#### [RECORDS FOR THIS TASK]
****************

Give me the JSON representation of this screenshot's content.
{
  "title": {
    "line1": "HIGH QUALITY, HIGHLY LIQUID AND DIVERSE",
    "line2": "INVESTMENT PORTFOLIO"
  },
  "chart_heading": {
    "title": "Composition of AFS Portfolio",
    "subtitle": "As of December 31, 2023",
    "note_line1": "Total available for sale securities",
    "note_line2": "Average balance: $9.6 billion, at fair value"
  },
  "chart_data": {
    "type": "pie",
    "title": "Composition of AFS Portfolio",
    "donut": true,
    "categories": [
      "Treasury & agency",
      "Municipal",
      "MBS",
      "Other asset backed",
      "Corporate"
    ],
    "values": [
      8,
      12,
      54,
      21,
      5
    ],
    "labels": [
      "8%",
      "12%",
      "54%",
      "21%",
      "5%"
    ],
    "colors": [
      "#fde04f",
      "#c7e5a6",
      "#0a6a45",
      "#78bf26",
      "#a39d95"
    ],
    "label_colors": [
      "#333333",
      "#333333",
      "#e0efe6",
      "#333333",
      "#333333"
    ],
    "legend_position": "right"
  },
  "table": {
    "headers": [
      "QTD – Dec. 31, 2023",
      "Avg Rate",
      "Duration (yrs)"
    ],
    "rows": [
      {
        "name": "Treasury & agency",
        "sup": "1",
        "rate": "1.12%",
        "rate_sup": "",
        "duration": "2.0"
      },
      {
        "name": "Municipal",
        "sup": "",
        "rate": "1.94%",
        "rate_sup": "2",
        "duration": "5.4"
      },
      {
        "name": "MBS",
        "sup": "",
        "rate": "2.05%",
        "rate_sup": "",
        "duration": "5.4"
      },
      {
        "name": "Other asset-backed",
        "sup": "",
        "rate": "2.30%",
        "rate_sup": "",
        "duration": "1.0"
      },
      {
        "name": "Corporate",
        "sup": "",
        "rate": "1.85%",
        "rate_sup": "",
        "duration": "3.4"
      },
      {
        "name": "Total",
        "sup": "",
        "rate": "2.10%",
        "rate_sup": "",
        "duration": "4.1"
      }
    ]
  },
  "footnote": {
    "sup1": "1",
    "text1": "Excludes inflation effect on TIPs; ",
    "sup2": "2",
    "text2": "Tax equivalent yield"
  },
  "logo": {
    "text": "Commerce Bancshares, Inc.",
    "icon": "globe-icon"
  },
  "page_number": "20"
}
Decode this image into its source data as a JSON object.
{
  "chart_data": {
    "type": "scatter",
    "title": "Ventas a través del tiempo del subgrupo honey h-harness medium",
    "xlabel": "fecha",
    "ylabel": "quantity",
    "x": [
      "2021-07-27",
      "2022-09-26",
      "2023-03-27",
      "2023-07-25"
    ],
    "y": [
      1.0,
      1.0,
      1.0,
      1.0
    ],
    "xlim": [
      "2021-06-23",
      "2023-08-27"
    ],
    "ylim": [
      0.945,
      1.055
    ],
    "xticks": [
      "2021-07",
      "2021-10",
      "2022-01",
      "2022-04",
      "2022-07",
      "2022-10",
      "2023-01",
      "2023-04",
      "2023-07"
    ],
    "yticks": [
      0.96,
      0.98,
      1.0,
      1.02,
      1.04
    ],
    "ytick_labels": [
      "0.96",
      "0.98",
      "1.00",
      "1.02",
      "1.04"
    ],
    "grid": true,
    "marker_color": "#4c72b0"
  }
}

****************

#### [WHAT IS REQUIRED]
Output, unchanged, the lines from the line with "Decode this image" through the final line of the material.

#### [FINISHED TASK]
Decode this image into its source data as a JSON object.
{
  "chart_data": {
    "type": "scatter",
    "title": "Ventas a través del tiempo del subgrupo honey h-harness medium",
    "xlabel": "fecha",
    "ylabel": "quantity",
    "x": [
      "2021-07-27",
      "2022-09-26",
      "2023-03-27",
      "2023-07-25"
    ],
    "y": [
      1.0,
      1.0,
      1.0,
      1.0
    ],
    "xlim": [
      "2021-06-23",
      "2023-08-27"
    ],
    "ylim": [
      0.945,
      1.055
    ],
    "xticks": [
      "2021-07",
      "2021-10",
      "2022-01",
      "2022-04",
      "2022-07",
      "2022-10",
      "2023-01",
      "2023-04",
      "2023-07"
    ],
    "yticks": [
      0.96,
      0.98,
      1.0,
      1.02,
      1.04
    ],
    "ytick_labels": [
      "0.96",
      "0.98",
      "1.00",
      "1.02",
      "1.04"
    ],
    "grid": true,
    "marker_color": "#4c72b0"
  }
}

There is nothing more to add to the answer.